§ **Problem statement**: Leave out the pictures and transcribe everything else exactly.

§ **Data shown**:
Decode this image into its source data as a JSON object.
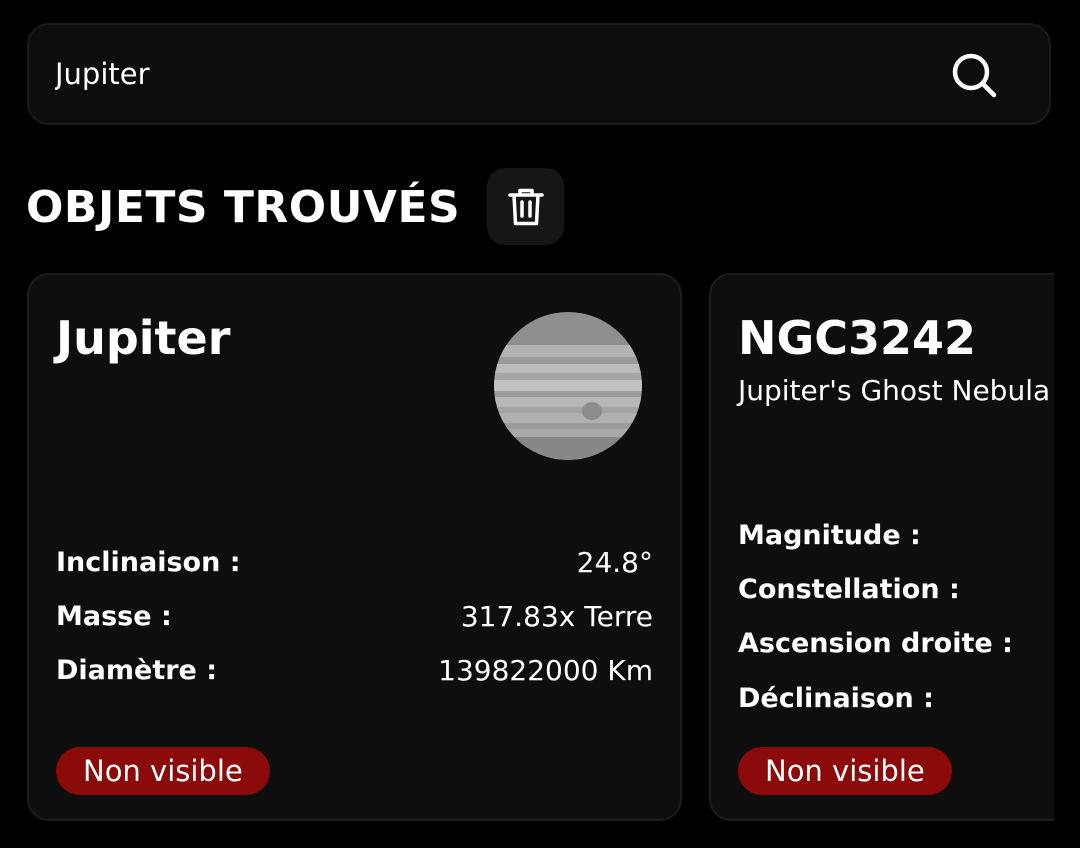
{
  "search": {
    "value": "Jupiter"
  },
  "section": {
    "title": "OBJETS TROUVÉS"
  },
  "icons": {
    "search": "search-icon",
    "delete": "trash-icon"
  },
  "colors": {
    "background": "#000000",
    "card_background": "#0e0e0e",
    "badge_background": "#8b0a0a",
    "text": "#ffffff"
  },
  "cards": [
    {
      "title": "Jupiter",
      "image": "jupiter-image",
      "fields": [
        {
          "label": "Inclinaison :",
          "value": "24.8°"
        },
        {
          "label": "Masse :",
          "value": "317.83x Terre"
        },
        {
          "label": "Diamètre :",
          "value": "139822000 Km"
        }
      ],
      "status": "Non visible"
    },
    {
      "title": "NGC3242",
      "subtitle": "Jupiter's Ghost Nebula",
      "fields": [
        {
          "label": "Magnitude :"
        },
        {
          "label": "Constellation :"
        },
        {
          "label": "Ascension droite :"
        },
        {
          "label": "Déclinaison :"
        }
      ],
      "status": "Non visible"
    }
  ]
}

§ **Exercise answer**:
Decode this image into its source data as a JSON object.
{
  "search": {
    "value": "Jupiter"
  },
  "section": {
    "title": "OBJETS TROUVÉS"
  },
  "icons": {
    "search": "search-icon",
    "delete": "trash-icon"
  },
  "colors": {
    "background": "#000000",
    "card_background": "#0e0e0e",
    "badge_background": "#8b0a0a",
    "text": "#ffffff"
  },
  "cards": [
    {
      "title": "Jupiter",
      "image": "jupiter-image",
      "fields": [
        {
          "label": "Inclinaison :",
          "value": "24.8°"
        },
        {
          "label": "Masse :",
          "value": "317.83x Terre"
        },
        {
          "label": "Diamètre :",
          "value": "139822000 Km"
        }
      ],
      "status": "Non visible"
    },
    {
      "title": "NGC3242",
      "subtitle": "Jupiter's Ghost Nebula",
      "fields": [
        {
          "label": "Magnitude :"
        },
        {
          "label": "Constellation :"
        },
        {
          "label": "Ascension droite :"
        },
        {
          "label": "Déclinaison :"
        }
      ],
      "status": "Non visible"
    }
  ]
}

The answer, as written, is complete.